[Collected data entries]
----------------------------------------

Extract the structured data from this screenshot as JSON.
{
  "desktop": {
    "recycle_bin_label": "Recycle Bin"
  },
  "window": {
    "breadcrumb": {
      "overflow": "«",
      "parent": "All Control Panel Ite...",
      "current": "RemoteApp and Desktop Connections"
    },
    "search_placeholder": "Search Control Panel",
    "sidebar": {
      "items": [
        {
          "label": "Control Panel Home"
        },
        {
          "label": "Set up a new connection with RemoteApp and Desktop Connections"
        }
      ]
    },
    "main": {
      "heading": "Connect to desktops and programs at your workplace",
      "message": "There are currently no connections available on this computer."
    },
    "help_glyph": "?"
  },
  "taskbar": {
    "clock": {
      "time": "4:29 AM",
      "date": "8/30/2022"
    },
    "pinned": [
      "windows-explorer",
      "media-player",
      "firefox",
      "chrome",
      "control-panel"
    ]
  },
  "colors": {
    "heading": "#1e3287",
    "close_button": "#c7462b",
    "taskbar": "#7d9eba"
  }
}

----------------------------------------

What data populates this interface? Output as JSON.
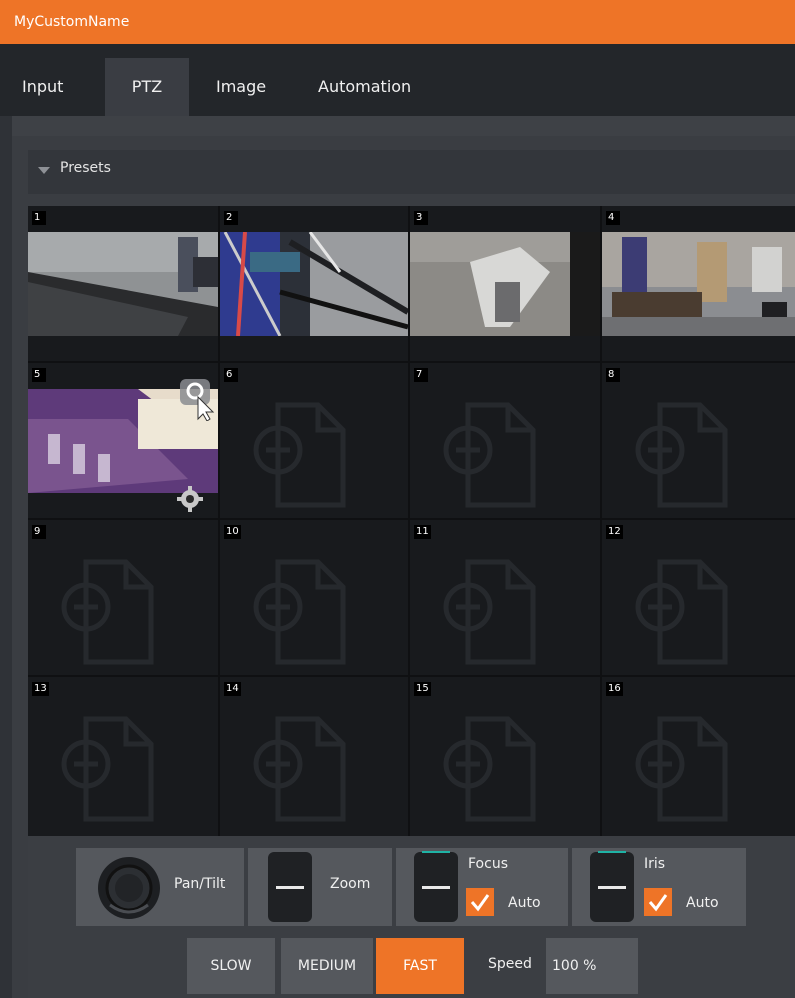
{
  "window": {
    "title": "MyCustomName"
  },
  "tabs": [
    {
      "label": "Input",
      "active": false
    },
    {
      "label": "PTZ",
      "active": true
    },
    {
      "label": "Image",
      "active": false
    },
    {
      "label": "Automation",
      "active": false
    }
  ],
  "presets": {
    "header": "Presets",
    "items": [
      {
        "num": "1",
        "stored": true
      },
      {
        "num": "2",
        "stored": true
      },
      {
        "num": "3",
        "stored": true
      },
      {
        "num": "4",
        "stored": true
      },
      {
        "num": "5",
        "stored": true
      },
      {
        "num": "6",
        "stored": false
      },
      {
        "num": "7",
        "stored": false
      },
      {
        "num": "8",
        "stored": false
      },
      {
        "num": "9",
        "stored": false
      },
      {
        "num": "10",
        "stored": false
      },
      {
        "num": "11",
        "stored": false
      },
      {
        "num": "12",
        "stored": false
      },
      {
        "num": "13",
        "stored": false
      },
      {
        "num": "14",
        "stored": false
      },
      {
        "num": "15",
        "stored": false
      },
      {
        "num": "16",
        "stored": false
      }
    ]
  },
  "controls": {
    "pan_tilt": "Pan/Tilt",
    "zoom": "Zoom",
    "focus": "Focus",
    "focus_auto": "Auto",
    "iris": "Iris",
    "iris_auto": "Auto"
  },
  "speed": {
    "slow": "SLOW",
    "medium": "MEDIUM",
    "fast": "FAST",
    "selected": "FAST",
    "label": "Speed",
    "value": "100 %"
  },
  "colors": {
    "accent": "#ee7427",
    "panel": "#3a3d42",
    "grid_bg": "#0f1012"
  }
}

----------------------------------------

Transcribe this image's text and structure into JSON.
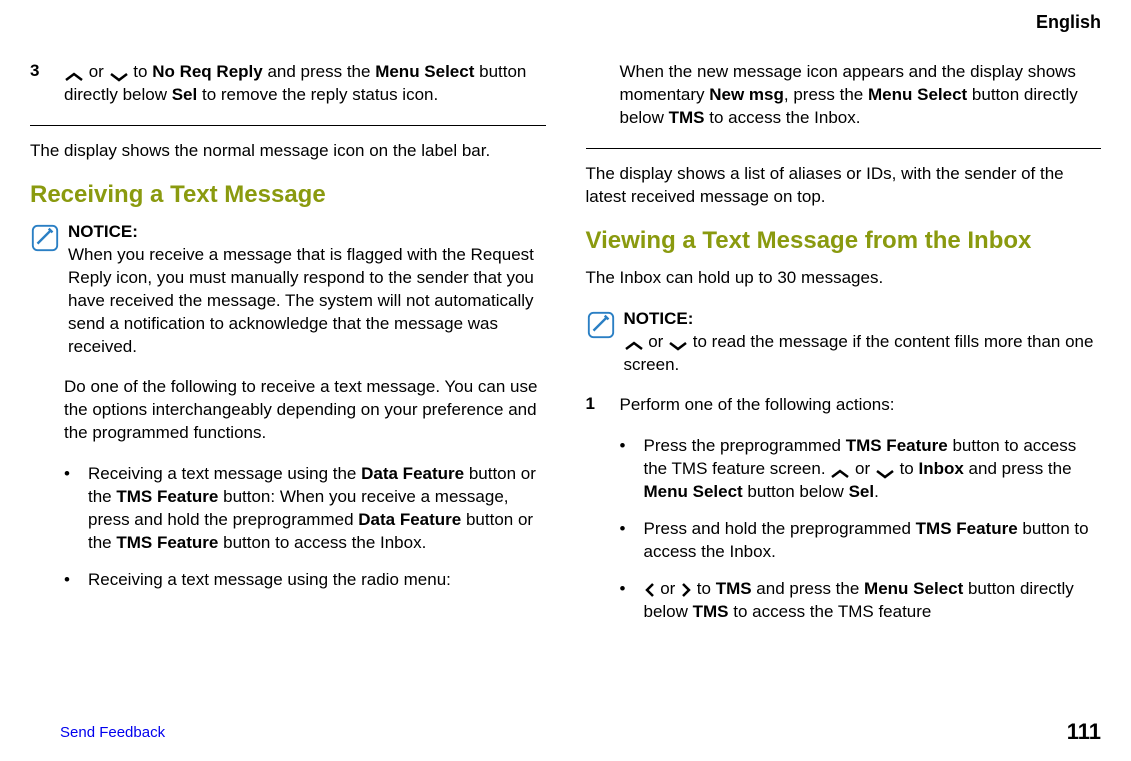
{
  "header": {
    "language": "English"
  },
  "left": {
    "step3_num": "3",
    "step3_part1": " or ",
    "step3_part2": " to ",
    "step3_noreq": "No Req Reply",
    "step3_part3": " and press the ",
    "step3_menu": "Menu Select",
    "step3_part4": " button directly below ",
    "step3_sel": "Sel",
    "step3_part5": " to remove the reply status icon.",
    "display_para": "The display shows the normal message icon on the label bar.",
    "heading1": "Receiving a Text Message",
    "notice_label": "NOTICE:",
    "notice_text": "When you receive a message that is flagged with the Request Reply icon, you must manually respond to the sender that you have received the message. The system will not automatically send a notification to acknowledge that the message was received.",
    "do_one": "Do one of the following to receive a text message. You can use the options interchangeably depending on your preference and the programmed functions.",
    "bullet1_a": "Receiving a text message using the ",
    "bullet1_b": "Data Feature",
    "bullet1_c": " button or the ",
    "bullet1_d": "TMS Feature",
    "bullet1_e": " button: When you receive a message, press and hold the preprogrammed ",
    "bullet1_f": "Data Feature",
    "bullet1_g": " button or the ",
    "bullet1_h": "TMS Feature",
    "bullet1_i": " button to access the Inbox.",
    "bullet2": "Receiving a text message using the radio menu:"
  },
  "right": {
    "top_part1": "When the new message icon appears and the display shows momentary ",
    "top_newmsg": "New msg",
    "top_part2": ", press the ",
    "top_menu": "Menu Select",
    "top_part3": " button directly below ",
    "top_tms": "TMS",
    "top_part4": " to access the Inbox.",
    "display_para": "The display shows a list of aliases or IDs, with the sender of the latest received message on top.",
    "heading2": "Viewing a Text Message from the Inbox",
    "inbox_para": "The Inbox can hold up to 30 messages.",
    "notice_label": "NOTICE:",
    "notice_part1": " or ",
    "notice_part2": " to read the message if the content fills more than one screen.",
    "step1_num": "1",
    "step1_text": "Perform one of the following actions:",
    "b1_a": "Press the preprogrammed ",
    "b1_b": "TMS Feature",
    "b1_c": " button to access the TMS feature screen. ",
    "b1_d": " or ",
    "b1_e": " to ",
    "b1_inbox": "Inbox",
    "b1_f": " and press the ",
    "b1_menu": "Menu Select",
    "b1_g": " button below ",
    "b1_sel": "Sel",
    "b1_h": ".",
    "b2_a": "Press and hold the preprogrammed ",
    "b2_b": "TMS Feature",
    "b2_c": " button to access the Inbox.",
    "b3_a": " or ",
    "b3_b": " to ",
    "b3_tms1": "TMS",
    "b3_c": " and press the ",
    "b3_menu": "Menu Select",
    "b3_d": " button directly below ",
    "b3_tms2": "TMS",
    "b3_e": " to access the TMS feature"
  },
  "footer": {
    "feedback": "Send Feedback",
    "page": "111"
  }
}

----------------------------------------

## What you need to do
Report every line containing the word "your" from the listing above.

## Problem solution
      "heading": "Connect to desktops and programs at your workplace",
    "do_one": "Do one of the following to receive a text message. You can use the options interchangeably depending on your preference and the programmed functions.",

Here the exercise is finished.